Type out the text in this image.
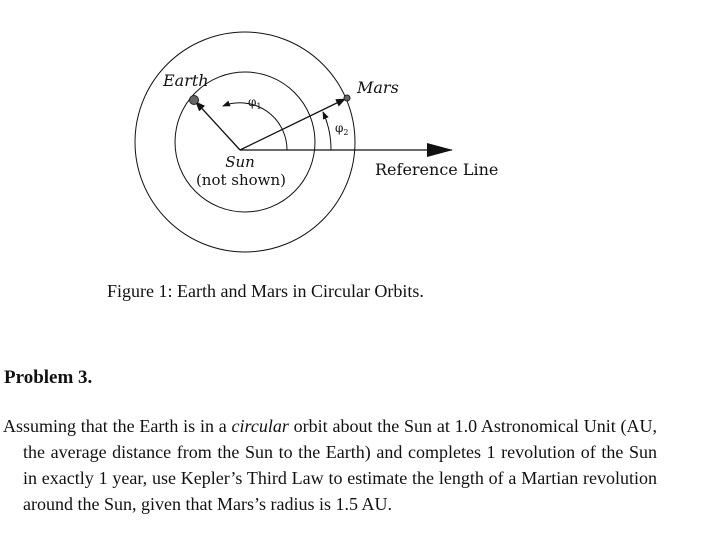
Earth	Mars
$\varphi_1$
$\varphi_2$
Sun
(not shown)
Reference Line
Figure 1: Earth and Mars in Circular Orbits.
Problem 3.
Assuming that the Earth is in a circular orbit about the Sun at 1.0 Astronomical Unit (AU, the average distance from the Sun to the Earth) and completes 1 revolution of the Sun in exactly 1 year, use Kepler’s Third Law to estimate the length of a Martian revolution around the Sun, given that Mars’s radius is 1.5 AU.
============================================================
Task instructions
Repeat the full listing above exactly, with no pictures in the copy.

Output for this exercise
Type out the text in this image.
Earth	Mars
$\varphi_1$
$\varphi_2$
Sun
(not shown)
Reference Line
Figure 1: Earth and Mars in Circular Orbits.
Problem 3.
Assuming that the Earth is in a circular orbit about the Sun at 1.0 Astronomical Unit (AU, the average distance from the Sun to the Earth) and completes 1 revolution of the Sun in exactly 1 year, use Kepler’s Third Law to estimate the length of a Martian revolution around the Sun, given that Mars’s radius is 1.5 AU.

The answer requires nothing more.